*** Exercise data ***
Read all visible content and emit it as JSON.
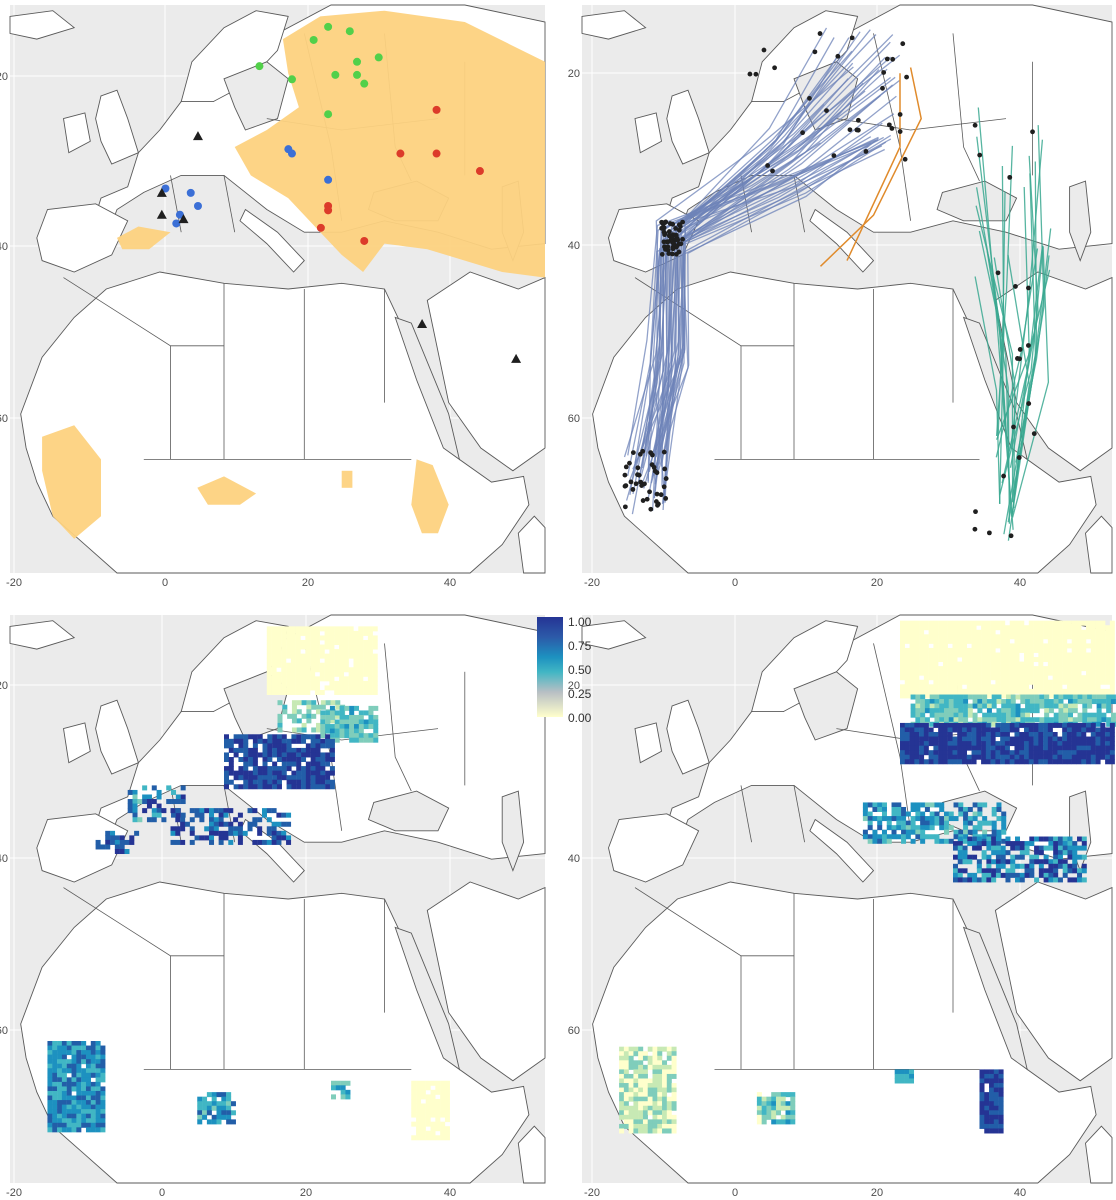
{
  "colors": {
    "ocean": "#ebebeb",
    "land": "#ffffff",
    "border": "#5a5a5a",
    "grid": "#ffffff",
    "range": "#fdd27f",
    "green_point": "#52d04a",
    "blue_point": "#3b6fd6",
    "red_point": "#dc3b2a",
    "triangle": "#1f1f1f",
    "western_tracks": "#6d83b8",
    "central_tracks": "#e08b2c",
    "eastern_tracks": "#3aa891",
    "track_points": "#1f1f1f"
  },
  "axes": {
    "x_ticks": [
      "-20",
      "0",
      "20",
      "40"
    ],
    "y_ticks": [
      "20",
      "40",
      "60"
    ],
    "xlim": [
      -22,
      52
    ],
    "ylim": [
      3,
      68
    ]
  },
  "legend": {
    "ticks": [
      "1.00",
      "0.75",
      "0.50",
      "0.25",
      "0.00"
    ],
    "scale": [
      "#ffffcc",
      "#c7e9b4",
      "#7fcdbb",
      "#41b6c4",
      "#1d91c0",
      "#225ea8",
      "#253494"
    ]
  },
  "panels": [
    {
      "id": "range",
      "name": "panel-breeding-range"
    },
    {
      "id": "tracks",
      "name": "panel-migration-tracks"
    },
    {
      "id": "suitability-west",
      "name": "panel-suitability-west"
    },
    {
      "id": "suitability-east",
      "name": "panel-suitability-east"
    }
  ],
  "map_data": {
    "breeding_points": {
      "green": [
        [
          12.5,
          61
        ],
        [
          17,
          59.5
        ],
        [
          20,
          64
        ],
        [
          22,
          65.5
        ],
        [
          25,
          65
        ],
        [
          29,
          62
        ],
        [
          23,
          60
        ],
        [
          26,
          60
        ],
        [
          27,
          59
        ],
        [
          26,
          61.5
        ],
        [
          22,
          55.5
        ]
      ],
      "blue": [
        [
          22,
          48
        ],
        [
          17,
          51
        ],
        [
          16.5,
          51.5
        ],
        [
          3,
          46.5
        ],
        [
          1.5,
          44
        ],
        [
          1,
          43
        ],
        [
          4,
          45
        ],
        [
          -0.5,
          47
        ]
      ],
      "red": [
        [
          37,
          56
        ],
        [
          37,
          51
        ],
        [
          32,
          51
        ],
        [
          43,
          49
        ],
        [
          22,
          45
        ],
        [
          22,
          44.5
        ],
        [
          21,
          42.5
        ],
        [
          27,
          41
        ]
      ]
    },
    "triangles": [
      [
        4,
        53
      ],
      [
        -1,
        46.5
      ],
      [
        -1,
        44
      ],
      [
        2,
        43.5
      ],
      [
        35,
        31.5
      ],
      [
        48,
        27.5
      ]
    ]
  }
}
***
* **Job**
Reproduce the whole listing above word for word, but not its pictures.

* **Result of this task**
Read all visible content and emit it as JSON.
{
  "colors": {
    "ocean": "#ebebeb",
    "land": "#ffffff",
    "border": "#5a5a5a",
    "grid": "#ffffff",
    "range": "#fdd27f",
    "green_point": "#52d04a",
    "blue_point": "#3b6fd6",
    "red_point": "#dc3b2a",
    "triangle": "#1f1f1f",
    "western_tracks": "#6d83b8",
    "central_tracks": "#e08b2c",
    "eastern_tracks": "#3aa891",
    "track_points": "#1f1f1f"
  },
  "axes": {
    "x_ticks": [
      "-20",
      "0",
      "20",
      "40"
    ],
    "y_ticks": [
      "20",
      "40",
      "60"
    ],
    "xlim": [
      -22,
      52
    ],
    "ylim": [
      3,
      68
    ]
  },
  "legend": {
    "ticks": [
      "1.00",
      "0.75",
      "0.50",
      "0.25",
      "0.00"
    ],
    "scale": [
      "#ffffcc",
      "#c7e9b4",
      "#7fcdbb",
      "#41b6c4",
      "#1d91c0",
      "#225ea8",
      "#253494"
    ]
  },
  "panels": [
    {
      "id": "range",
      "name": "panel-breeding-range"
    },
    {
      "id": "tracks",
      "name": "panel-migration-tracks"
    },
    {
      "id": "suitability-west",
      "name": "panel-suitability-west"
    },
    {
      "id": "suitability-east",
      "name": "panel-suitability-east"
    }
  ],
  "map_data": {
    "breeding_points": {
      "green": [
        [
          12.5,
          61
        ],
        [
          17,
          59.5
        ],
        [
          20,
          64
        ],
        [
          22,
          65.5
        ],
        [
          25,
          65
        ],
        [
          29,
          62
        ],
        [
          23,
          60
        ],
        [
          26,
          60
        ],
        [
          27,
          59
        ],
        [
          26,
          61.5
        ],
        [
          22,
          55.5
        ]
      ],
      "blue": [
        [
          22,
          48
        ],
        [
          17,
          51
        ],
        [
          16.5,
          51.5
        ],
        [
          3,
          46.5
        ],
        [
          1.5,
          44
        ],
        [
          1,
          43
        ],
        [
          4,
          45
        ],
        [
          -0.5,
          47
        ]
      ],
      "red": [
        [
          37,
          56
        ],
        [
          37,
          51
        ],
        [
          32,
          51
        ],
        [
          43,
          49
        ],
        [
          22,
          45
        ],
        [
          22,
          44.5
        ],
        [
          21,
          42.5
        ],
        [
          27,
          41
        ]
      ]
    },
    "triangles": [
      [
        4,
        53
      ],
      [
        -1,
        46.5
      ],
      [
        -1,
        44
      ],
      [
        2,
        43.5
      ],
      [
        35,
        31.5
      ],
      [
        48,
        27.5
      ]
    ]
  }
}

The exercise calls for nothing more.